▸ **Texte fourni**
# # #
Que retenir du quinquennat de François Hollande ?

© AFP
  • Copié
Axel Roux
Le président laisse sa place à Emmanuel Macron à l'Elysée. L'occasion de dresser un dernier état des lieux de son action. 

Au terme de cinq années d’exercice du pouvoir, marquées par les pires attentats que la France ait connu, François Hollande aura été le président le plus impopulaire de la Vè République. De ses promesses de campagne à sa renonciation de briguer un second mandat, Europe 1 revient sur un quinquennat en demi-teinte.

La promesse trahie du Bourget

L’algarade a été l’un des marqueurs de sa campagne présidentielle. Le 26 janvier 2012, François Hollande harangue la foule : "Mon ennemi, c’est le monde de la finance." Derrière la formule coup de poing, le candidat socialiste s’engage à des réformes symboliques à gauche, cinq ans après le séisme économique déclenché par la crise des subprimes. A commencer par la réforme bancaire et financière, qui doit séparer les activités de dépôt de celles liées à la spéculation.
# # #
▸ **Données de coordonnées de mise en page**
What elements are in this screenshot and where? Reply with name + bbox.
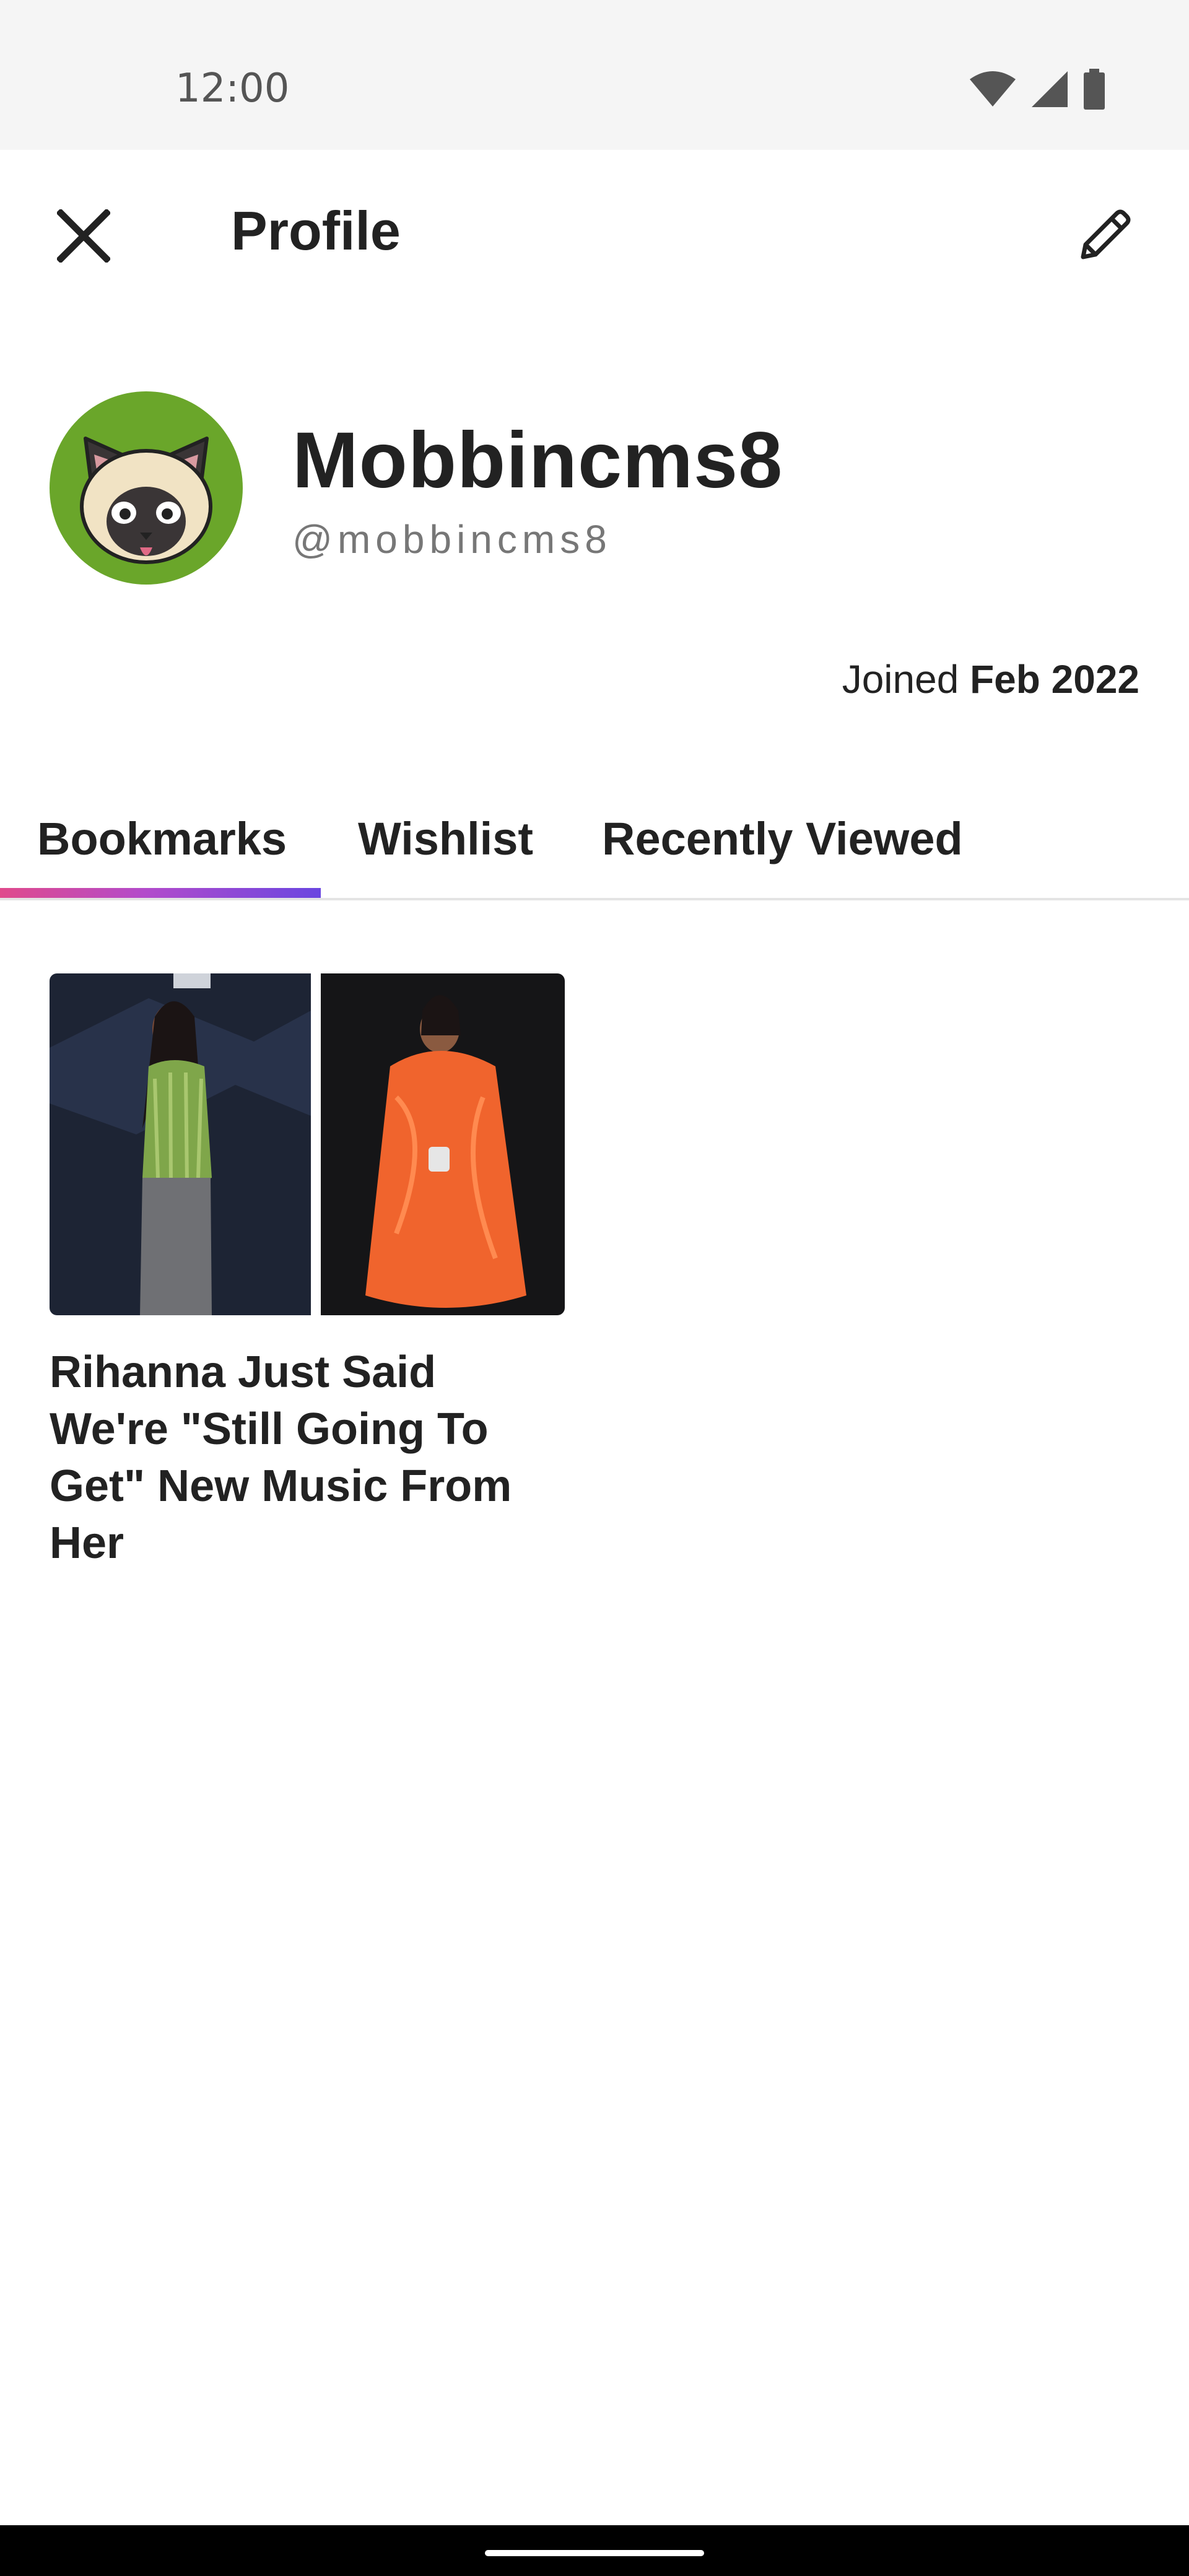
- joined-date-text: Joined Feb 2022: [842, 656, 1139, 702]
- signal-icon: [1032, 71, 1068, 107]
- selected-tab-indicator: [0, 888, 321, 898]
- joined-date: Feb 2022: [970, 657, 1139, 702]
- bookmark-card[interactable]: Rihanna Just Said We're "Still Going To …: [50, 973, 565, 1572]
- pencil-icon: [1081, 209, 1131, 259]
- username: @mobbincms8: [292, 517, 612, 562]
- tab-bookmarks[interactable]: Bookmarks: [37, 779, 287, 898]
- app-bar: Profile: [0, 150, 1189, 316]
- bookmark-thumbnail[interactable]: [50, 973, 565, 1315]
- close-icon: [57, 209, 110, 263]
- profile-tabs: Bookmarks Wishlist Recently Viewed: [0, 779, 1189, 900]
- status-time: 12:00: [175, 66, 290, 111]
- tab-wishlist[interactable]: Wishlist: [358, 779, 533, 898]
- page-title: Profile: [231, 200, 401, 261]
- profile-header: Mobbincms8 @mobbincms8: [0, 384, 1189, 588]
- tab-recently-viewed[interactable]: Recently Viewed: [602, 779, 963, 898]
- home-gesture-handle[interactable]: [485, 2550, 704, 2556]
- joined-label: Joined: [842, 657, 959, 702]
- system-nav-bar: [0, 2525, 1189, 2576]
- display-name: Mobbincms8: [292, 416, 783, 505]
- avatar: [50, 391, 243, 585]
- wifi-icon: [970, 71, 1016, 107]
- close-button[interactable]: [51, 203, 116, 269]
- status-icons: [969, 67, 1106, 111]
- edit-profile-button[interactable]: [1073, 202, 1138, 268]
- siamese-cat-avatar-icon: [80, 437, 212, 564]
- bookmark-title[interactable]: Rihanna Just Said We're "Still Going To …: [50, 1344, 557, 1572]
- status-bar: 12:00: [0, 0, 1189, 150]
- battery-icon: [1084, 69, 1105, 110]
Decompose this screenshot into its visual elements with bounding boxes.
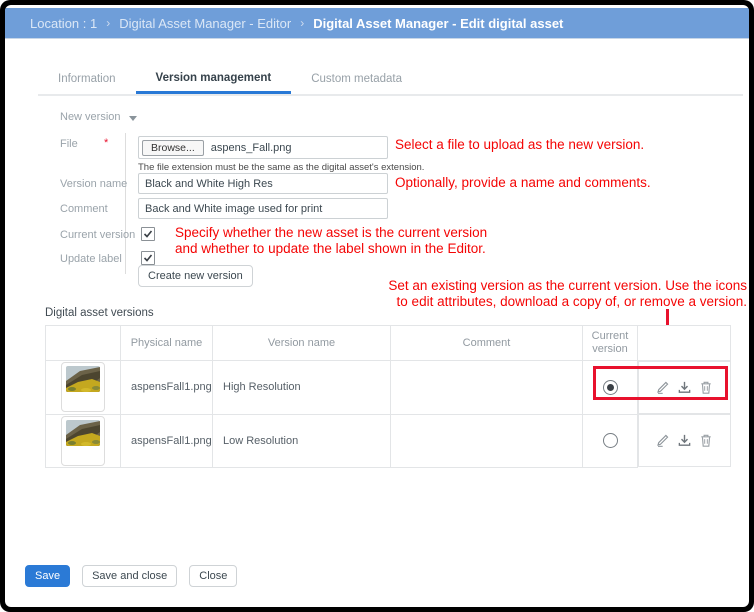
comment-cell xyxy=(390,413,583,468)
tab-custom-metadata[interactable]: Custom metadata xyxy=(291,64,422,94)
annotation-line: to edit attributes, download a copy of, … xyxy=(396,293,747,309)
download-icon[interactable] xyxy=(675,379,693,397)
annotation-name: Optionally, provide a name and comments. xyxy=(395,175,651,190)
new-version-section-label: New version xyxy=(60,111,121,123)
version-name-input[interactable]: Black and White High Res xyxy=(138,173,388,194)
file-helper-text: The file extension must be the same as t… xyxy=(138,162,425,173)
col-comment: Comment xyxy=(390,325,583,361)
save-button[interactable]: Save xyxy=(25,565,71,587)
breadcrumb-separator-icon: › xyxy=(106,16,111,30)
asset-thumbnail[interactable] xyxy=(61,362,105,413)
delete-icon[interactable] xyxy=(697,432,715,450)
footer-actions: Save Save and close Close xyxy=(25,565,238,587)
browse-button[interactable]: Browse... xyxy=(142,139,204,156)
download-icon[interactable] xyxy=(675,432,693,450)
thumbnail-cell xyxy=(45,360,121,415)
file-name-value: aspens_Fall.png xyxy=(210,141,292,154)
annotation-checkboxes: Specify whether the new asset is the cur… xyxy=(175,225,487,256)
comment-cell xyxy=(390,360,583,415)
delete-icon[interactable] xyxy=(697,379,715,397)
comment-value: Back and White image used for print xyxy=(145,202,323,215)
asset-thumbnail[interactable] xyxy=(61,415,105,466)
thumbnail-cell xyxy=(45,413,121,468)
comment-input[interactable]: Back and White image used for print xyxy=(138,198,388,219)
current-version-label: Current version xyxy=(60,229,136,241)
tab-information[interactable]: Information xyxy=(38,64,136,94)
physical-name-cell: aspensFall1.png xyxy=(120,360,213,415)
file-field-label: File xyxy=(60,138,78,150)
edit-icon[interactable] xyxy=(653,379,671,397)
annotation-table: Set an existing version as the current v… xyxy=(388,278,747,309)
current-version-checkbox[interactable] xyxy=(141,227,155,241)
check-icon xyxy=(143,254,153,262)
table-header-row: Physical name Version name Comment Curre… xyxy=(45,325,731,361)
screenshot-frame: Location : 1 › Digital Asset Manager - E… xyxy=(0,0,754,612)
check-icon xyxy=(143,230,153,238)
actions-cell xyxy=(638,414,731,467)
annotation-file: Select a file to upload as the new versi… xyxy=(395,137,645,152)
version-name-value: Black and White High Res xyxy=(145,177,273,190)
close-button[interactable]: Close xyxy=(189,565,238,587)
aspens-thumbnail-image xyxy=(66,419,100,446)
app-window: Location : 1 › Digital Asset Manager - E… xyxy=(5,5,749,607)
annotation-line: Set an existing version as the current v… xyxy=(388,278,747,293)
breadcrumb-item-editor[interactable]: Digital Asset Manager - Editor xyxy=(119,16,291,31)
comment-label: Comment xyxy=(60,203,108,215)
table-row: aspensFall1.png High Resolution xyxy=(45,360,731,415)
version-name-label: Version name xyxy=(60,178,128,190)
tab-version-management[interactable]: Version management xyxy=(135,64,292,94)
col-actions xyxy=(637,325,731,361)
versions-table: Physical name Version name Comment Curre… xyxy=(45,325,731,468)
version-name-cell: Low Resolution xyxy=(212,413,391,468)
table-row: aspensFall1.png Low Resolution xyxy=(45,413,731,468)
annotation-line: and whether to update the label shown in… xyxy=(175,240,486,256)
annotation-line: Specify whether the new asset is the cur… xyxy=(175,225,488,240)
required-marker: * xyxy=(104,137,109,149)
chevron-down-icon[interactable] xyxy=(129,116,137,121)
versions-table-title: Digital asset versions xyxy=(45,307,154,319)
col-version-name: Version name xyxy=(212,325,391,361)
file-input[interactable]: Browse... aspens_Fall.png xyxy=(138,136,388,159)
version-name-cell: High Resolution xyxy=(212,360,391,415)
physical-name-cell: aspensFall1.png xyxy=(120,413,213,468)
actions-cell xyxy=(638,361,731,414)
current-version-radio[interactable] xyxy=(602,379,618,395)
col-thumbnail xyxy=(45,325,121,361)
breadcrumb-separator-icon: › xyxy=(300,16,305,30)
create-new-version-button[interactable]: Create new version xyxy=(138,265,253,287)
edit-icon[interactable] xyxy=(653,432,671,450)
current-version-radio[interactable] xyxy=(602,433,618,448)
tab-bar: Information Version management Custom me… xyxy=(38,64,743,96)
update-label-label: Update label xyxy=(60,253,122,265)
form-divider xyxy=(125,133,126,274)
breadcrumb: Location : 1 › Digital Asset Manager - E… xyxy=(5,8,749,39)
update-label-checkbox[interactable] xyxy=(141,251,155,265)
page-title: Digital Asset Manager - Edit digital ass… xyxy=(313,15,564,31)
col-current-version: Current version xyxy=(582,325,638,361)
breadcrumb-item-location[interactable]: Location : 1 xyxy=(30,16,97,31)
current-version-cell xyxy=(582,360,638,415)
save-and-close-button[interactable]: Save and close xyxy=(82,565,178,587)
aspens-thumbnail-image xyxy=(66,366,100,393)
current-version-cell xyxy=(582,413,638,468)
col-physical-name: Physical name xyxy=(120,325,213,361)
# # #
▸ **Tâche demandée A**
Reprenez le passage de l'article sur le quinquennat qui s'ouvre sur les mots « Au terme de » et se termine par « à la spéculation. », en renommant « François Hollande » en « le président sortant ».
▸ **Tâche demandée B**
Reproduisez à l'identique la partie du listing qui commence à la ligne contenant « comment-cell xyxy=(390,413,583,468) » et s'achève à celle contenant « download-icon[interactable] xyxy=(675,379,693,397) », ces deux lignes comprises.

▸ **Réponse attendue A**
Au terme de cinq années d’exercice du pouvoir, marquées par les pires attentats que la France ait connu, le président sortant aura été le président le plus impopulaire de la Vè République. De ses promesses de campagne à sa renonciation de briguer un second mandat, Europe 1 revient sur un quinquennat en demi-teinte.

La promesse trahie du Bourget

L’algarade a été l’un des marqueurs de sa campagne présidentielle. Le 26 janvier 2012, le président sortant harangue la foule : "Mon ennemi, c’est le monde de la finance." Derrière la formule coup de poing, le candidat socialiste s’engage à des réformes symboliques à gauche, cinq ans après le séisme économique déclenché par la crise des subprimes. A commencer par la réforme bancaire et financière, qui doit séparer les activités de dépôt de celles liées à la spéculation.

▸ **Réponse attendue B**
comment-cell xyxy=(390,413,583,468)
tab-custom-metadata[interactable]: Custom metadata xyxy=(291,64,422,94)
annotation-line: to edit attributes, download a copy of, … xyxy=(396,293,747,309)
download-icon[interactable] xyxy=(675,379,693,397)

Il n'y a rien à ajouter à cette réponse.